A workaround is using an accumulator for both then number and the
factorial, assuming factorial is defined for numbers > 0:

factorial(0,1).
factorial(X, XFact) :- f(X, 1, 1, XFact).
f(N, N, F, F) :- !.
f(N, N0, F0, F) :- succ(N0, N1), F1 is F0 * N1, f(N, N1, F1, F).

But it seems pilog doesn't manage properly this either:

(be fa (0 1))
(be fa (@X @XF) (f @X 1 1 @XF))
(be f (@N @N @F @F) T)
(be f (@N @N0 @F0 @F) (^ @N1 (inc (-> @N0))) (^ @F1 (* (-> @F0) (-> @N1)))
(f @N @N1 @F1 @F))

Now asking for factorial of 6 I get:

: (? (fa 6 @X))
@X=720
-> NIL

the other way works perfectly:

: (? (fa @X 6))
@X=3
-> NIL

: (? (fa @X 1))
@X=0
@X=1
-> NIL

but it haves problems when asking for factorial of 0:

: (? (fa 0 @X))

=== REQUESTS ===
A. Answer these questions from the factorial text:
(i) For which numbers does the workaround assume factorial is defined?
(ii) What value of @X is shown when asking for the factorial of 6?
(iii) What value of @X is shown for the query (? (fa @X 6))?
B. Quote the part of the factorial text that opens with the words containing "A workaround is" and closes with "1, 1, XFact).".

Data pulled from a collection
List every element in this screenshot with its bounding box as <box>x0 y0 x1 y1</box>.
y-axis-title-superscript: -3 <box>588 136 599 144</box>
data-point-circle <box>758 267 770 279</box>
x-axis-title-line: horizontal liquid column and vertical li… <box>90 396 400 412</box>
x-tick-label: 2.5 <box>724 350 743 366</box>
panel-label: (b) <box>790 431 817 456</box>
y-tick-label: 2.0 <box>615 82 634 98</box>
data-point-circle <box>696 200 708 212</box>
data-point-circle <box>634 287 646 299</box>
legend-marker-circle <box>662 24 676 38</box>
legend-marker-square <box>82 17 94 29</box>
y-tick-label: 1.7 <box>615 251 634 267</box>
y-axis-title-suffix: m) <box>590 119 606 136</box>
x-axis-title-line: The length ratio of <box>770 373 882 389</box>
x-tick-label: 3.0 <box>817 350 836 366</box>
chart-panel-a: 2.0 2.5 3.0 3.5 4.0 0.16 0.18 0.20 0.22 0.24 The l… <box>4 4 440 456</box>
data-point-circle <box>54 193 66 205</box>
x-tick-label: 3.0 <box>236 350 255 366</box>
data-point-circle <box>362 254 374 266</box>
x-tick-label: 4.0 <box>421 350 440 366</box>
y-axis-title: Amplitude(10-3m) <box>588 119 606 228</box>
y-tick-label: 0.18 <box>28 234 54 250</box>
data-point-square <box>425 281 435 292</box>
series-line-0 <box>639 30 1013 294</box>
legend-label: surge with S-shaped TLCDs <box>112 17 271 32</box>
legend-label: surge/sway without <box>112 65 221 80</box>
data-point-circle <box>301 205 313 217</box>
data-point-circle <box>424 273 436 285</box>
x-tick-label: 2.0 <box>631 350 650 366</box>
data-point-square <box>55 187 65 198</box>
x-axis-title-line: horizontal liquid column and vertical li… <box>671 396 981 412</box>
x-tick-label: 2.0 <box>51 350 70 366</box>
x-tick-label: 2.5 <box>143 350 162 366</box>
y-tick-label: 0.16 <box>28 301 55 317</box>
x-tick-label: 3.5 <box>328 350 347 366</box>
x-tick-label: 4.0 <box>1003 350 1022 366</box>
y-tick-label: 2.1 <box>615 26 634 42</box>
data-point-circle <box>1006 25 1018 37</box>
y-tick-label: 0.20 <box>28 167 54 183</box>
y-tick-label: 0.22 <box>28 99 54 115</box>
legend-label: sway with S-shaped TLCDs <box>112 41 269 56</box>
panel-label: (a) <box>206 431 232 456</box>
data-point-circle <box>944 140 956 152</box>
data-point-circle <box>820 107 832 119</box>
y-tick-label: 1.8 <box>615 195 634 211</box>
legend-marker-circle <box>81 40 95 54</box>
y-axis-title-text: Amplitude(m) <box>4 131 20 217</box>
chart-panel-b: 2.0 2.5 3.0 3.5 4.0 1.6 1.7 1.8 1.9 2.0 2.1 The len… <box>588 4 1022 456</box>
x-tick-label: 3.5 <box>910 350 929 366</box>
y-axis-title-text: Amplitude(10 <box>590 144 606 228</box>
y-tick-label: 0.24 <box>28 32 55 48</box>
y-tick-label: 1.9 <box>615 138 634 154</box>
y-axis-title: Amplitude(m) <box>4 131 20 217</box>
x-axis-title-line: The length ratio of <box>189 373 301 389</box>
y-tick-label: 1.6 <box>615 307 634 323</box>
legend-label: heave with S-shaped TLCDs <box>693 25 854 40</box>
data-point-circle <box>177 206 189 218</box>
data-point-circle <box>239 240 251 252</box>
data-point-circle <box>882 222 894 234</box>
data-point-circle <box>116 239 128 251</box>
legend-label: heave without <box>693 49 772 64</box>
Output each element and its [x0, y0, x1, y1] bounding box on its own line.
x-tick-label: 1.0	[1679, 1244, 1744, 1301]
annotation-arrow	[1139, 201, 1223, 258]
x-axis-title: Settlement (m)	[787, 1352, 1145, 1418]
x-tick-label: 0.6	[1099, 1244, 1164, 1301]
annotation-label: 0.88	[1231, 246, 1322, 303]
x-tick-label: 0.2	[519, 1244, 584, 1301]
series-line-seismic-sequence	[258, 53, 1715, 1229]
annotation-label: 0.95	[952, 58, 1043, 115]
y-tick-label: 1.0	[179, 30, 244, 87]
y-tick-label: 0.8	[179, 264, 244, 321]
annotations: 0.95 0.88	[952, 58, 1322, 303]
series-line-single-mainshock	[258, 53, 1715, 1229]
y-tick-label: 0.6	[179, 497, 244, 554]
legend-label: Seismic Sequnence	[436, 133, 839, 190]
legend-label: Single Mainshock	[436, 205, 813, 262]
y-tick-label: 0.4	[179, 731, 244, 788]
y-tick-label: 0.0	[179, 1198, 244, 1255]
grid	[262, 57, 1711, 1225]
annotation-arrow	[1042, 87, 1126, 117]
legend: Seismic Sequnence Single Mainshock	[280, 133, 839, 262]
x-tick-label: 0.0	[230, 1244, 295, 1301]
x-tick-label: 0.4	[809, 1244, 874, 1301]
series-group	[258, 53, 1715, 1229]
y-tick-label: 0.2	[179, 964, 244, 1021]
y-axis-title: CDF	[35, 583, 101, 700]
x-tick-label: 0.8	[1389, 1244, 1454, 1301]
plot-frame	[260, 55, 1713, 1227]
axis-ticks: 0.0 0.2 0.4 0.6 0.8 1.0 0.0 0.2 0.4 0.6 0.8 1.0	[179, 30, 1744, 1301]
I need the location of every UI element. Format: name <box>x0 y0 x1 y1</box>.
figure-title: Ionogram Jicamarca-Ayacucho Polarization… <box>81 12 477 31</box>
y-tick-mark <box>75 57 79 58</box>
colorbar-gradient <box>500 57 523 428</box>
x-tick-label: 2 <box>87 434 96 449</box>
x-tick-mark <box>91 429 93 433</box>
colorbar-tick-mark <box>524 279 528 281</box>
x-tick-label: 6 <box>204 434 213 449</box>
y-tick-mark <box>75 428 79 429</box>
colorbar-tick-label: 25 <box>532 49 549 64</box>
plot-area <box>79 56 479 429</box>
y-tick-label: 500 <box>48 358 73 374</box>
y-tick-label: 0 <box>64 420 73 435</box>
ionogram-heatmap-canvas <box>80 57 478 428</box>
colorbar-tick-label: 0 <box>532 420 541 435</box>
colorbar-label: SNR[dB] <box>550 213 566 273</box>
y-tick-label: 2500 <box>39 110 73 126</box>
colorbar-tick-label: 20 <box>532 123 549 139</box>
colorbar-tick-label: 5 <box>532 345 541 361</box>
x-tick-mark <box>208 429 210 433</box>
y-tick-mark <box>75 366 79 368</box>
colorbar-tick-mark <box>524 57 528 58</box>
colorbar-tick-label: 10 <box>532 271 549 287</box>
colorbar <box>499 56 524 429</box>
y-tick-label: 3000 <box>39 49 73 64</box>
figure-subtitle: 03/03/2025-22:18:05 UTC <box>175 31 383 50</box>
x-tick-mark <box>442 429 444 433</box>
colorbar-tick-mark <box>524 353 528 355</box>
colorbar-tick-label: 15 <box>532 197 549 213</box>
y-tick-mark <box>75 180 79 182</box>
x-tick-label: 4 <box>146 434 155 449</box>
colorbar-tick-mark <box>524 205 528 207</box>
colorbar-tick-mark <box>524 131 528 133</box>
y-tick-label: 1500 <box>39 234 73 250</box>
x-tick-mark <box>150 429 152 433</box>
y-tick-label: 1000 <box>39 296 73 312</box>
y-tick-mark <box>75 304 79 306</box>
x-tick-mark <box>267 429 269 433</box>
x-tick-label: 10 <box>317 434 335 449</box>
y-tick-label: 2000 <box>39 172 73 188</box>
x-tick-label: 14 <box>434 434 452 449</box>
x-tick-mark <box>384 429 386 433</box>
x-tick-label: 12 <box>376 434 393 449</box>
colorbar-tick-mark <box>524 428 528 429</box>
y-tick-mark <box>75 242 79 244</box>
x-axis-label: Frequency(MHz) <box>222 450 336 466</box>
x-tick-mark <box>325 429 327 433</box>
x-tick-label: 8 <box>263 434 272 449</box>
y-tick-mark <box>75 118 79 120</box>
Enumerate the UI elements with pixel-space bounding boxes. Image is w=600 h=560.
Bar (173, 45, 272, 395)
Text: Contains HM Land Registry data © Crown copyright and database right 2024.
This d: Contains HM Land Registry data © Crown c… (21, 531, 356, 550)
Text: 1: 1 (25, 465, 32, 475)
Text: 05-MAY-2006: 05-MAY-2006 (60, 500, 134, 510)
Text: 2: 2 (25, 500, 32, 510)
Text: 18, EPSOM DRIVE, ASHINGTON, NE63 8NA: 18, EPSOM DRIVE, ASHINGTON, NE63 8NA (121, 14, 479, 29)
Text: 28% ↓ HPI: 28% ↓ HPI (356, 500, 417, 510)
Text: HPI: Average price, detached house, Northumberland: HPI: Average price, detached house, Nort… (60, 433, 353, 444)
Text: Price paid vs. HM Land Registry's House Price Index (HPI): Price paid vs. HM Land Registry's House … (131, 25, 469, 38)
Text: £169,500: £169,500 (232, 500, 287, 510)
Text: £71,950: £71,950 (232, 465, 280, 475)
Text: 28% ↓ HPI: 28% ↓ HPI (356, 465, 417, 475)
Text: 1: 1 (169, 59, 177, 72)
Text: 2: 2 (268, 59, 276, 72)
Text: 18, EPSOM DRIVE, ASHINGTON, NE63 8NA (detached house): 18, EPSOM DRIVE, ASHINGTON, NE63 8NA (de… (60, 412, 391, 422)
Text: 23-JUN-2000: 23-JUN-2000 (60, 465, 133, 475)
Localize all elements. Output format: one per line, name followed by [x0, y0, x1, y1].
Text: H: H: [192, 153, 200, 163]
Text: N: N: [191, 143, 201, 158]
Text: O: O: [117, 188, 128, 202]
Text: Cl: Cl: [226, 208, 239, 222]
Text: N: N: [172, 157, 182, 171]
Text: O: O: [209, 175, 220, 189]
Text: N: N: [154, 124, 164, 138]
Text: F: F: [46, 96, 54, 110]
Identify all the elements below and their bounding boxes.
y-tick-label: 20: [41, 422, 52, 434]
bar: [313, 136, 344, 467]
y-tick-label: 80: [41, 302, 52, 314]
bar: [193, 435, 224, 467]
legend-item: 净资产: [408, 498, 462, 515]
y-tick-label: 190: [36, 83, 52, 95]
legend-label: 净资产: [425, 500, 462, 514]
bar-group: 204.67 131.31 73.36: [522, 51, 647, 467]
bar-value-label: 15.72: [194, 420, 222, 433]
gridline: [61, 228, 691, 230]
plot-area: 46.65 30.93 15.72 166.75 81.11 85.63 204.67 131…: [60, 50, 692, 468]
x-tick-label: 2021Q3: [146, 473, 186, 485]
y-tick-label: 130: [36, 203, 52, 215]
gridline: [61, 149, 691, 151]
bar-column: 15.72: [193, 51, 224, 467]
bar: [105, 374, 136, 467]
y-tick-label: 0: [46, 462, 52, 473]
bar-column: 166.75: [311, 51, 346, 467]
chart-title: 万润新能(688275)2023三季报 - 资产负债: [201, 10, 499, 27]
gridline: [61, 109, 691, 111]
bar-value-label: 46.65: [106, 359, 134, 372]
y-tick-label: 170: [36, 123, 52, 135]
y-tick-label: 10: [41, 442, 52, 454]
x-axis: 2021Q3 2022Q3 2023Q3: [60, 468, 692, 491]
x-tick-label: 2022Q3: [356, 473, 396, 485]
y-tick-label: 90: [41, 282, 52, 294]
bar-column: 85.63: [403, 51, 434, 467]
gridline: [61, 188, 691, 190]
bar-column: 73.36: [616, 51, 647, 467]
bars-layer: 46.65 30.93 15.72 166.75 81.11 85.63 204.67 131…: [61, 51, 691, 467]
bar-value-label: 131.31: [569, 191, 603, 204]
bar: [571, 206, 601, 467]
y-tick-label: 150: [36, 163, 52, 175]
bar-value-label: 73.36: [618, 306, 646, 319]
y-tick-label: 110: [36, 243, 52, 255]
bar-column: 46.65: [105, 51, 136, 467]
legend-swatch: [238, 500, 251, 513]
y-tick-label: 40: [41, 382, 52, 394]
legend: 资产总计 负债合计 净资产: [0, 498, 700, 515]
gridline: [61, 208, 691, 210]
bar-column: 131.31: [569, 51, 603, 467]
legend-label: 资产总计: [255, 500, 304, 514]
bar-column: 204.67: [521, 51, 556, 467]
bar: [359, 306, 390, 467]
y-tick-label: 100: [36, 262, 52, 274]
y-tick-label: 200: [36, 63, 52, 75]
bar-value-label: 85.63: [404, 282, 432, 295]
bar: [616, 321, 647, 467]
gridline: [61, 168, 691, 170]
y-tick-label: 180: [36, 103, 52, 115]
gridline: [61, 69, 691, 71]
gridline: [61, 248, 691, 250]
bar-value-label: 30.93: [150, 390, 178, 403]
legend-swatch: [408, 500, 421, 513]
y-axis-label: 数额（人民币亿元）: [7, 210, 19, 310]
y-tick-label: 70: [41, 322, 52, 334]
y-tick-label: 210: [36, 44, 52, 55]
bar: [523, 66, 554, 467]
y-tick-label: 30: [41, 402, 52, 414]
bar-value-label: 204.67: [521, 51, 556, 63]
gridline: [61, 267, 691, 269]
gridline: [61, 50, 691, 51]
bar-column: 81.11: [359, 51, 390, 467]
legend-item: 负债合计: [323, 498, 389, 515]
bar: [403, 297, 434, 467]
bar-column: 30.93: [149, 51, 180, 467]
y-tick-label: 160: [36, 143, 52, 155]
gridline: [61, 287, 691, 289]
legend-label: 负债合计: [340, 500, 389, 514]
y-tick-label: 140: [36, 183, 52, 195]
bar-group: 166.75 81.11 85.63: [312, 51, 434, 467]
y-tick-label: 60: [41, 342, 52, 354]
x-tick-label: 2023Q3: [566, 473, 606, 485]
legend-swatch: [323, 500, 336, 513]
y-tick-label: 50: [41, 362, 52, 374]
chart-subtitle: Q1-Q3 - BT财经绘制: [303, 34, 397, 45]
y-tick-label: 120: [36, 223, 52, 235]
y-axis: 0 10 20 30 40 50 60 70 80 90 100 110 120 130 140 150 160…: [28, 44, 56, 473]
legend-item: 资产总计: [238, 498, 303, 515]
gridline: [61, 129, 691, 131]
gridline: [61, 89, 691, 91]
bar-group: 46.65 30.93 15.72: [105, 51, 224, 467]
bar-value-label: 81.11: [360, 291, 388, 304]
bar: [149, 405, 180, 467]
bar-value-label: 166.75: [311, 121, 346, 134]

=== SOLUTIONS BY TASK ===
A.
(i) Numbers > 0.
(ii) @X=720
(iii) @X=3

B.
A workaround is using an accumulator for both then number and the
factorial, assuming factorial is defined for numbers > 0:

factorial(0,1).
factorial(X, XFact) :- f(X, 1, 1, XFact).